[Stored items from a collection]
Start

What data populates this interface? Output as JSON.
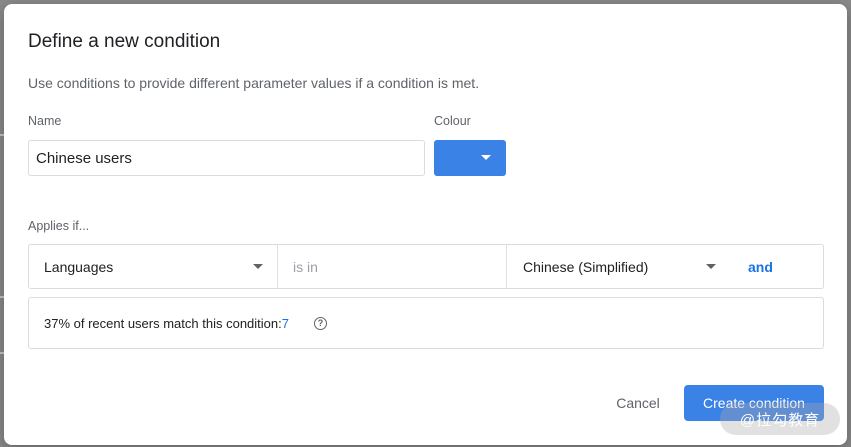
{
  "dialog": {
    "title": "Define a new condition",
    "subtitle": "Use conditions to provide different parameter values if a condition is met."
  },
  "name_field": {
    "label": "Name",
    "value": "Chinese users"
  },
  "colour": {
    "label": "Colour",
    "selected_color": "#3b82e6"
  },
  "rule": {
    "section_label": "Applies if...",
    "property": "Languages",
    "operator_placeholder": "is in",
    "value": "Chinese (Simplified)",
    "and_label": "and"
  },
  "match": {
    "text": "37% of recent users match this condition:",
    "count": "7",
    "help_icon": "?"
  },
  "actions": {
    "cancel_label": "Cancel",
    "create_label": "Create condition"
  },
  "watermark": {
    "text": "@拉勾教育"
  },
  "colors": {
    "accent": "#3b82e6",
    "link": "#1a73e8"
  }
}
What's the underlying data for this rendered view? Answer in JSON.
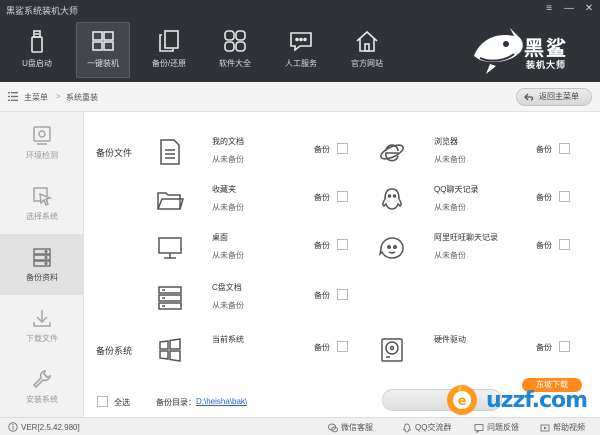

End

[Short exercise]
Restate every record exactly, please; do not copy the pictures.

[Exercise result]
What data populates this interface? Output as JSON.
{
  "dialog": {
    "title": "Define a new condition",
    "subtitle": "Use conditions to provide different parameter values if a condition is met."
  },
  "name_field": {
    "label": "Name",
    "value": "Chinese users"
  },
  "colour": {
    "label": "Colour",
    "selected_color": "#3b82e6"
  },
  "rule": {
    "section_label": "Applies if...",
    "property": "Languages",
    "operator_placeholder": "is in",
    "value": "Chinese (Simplified)",
    "and_label": "and"
  },
  "match": {
    "text": "37% of recent users match this condition:",
    "count": "7",
    "help_icon": "?"
  },
  "actions": {
    "cancel_label": "Cancel",
    "create_label": "Create condition"
  },
  "watermark": {
    "text": "@拉勾教育"
  },
  "colors": {
    "accent": "#3b82e6",
    "link": "#1a73e8"
  }
}
What's the underlying data for this rendered view? Answer in JSON.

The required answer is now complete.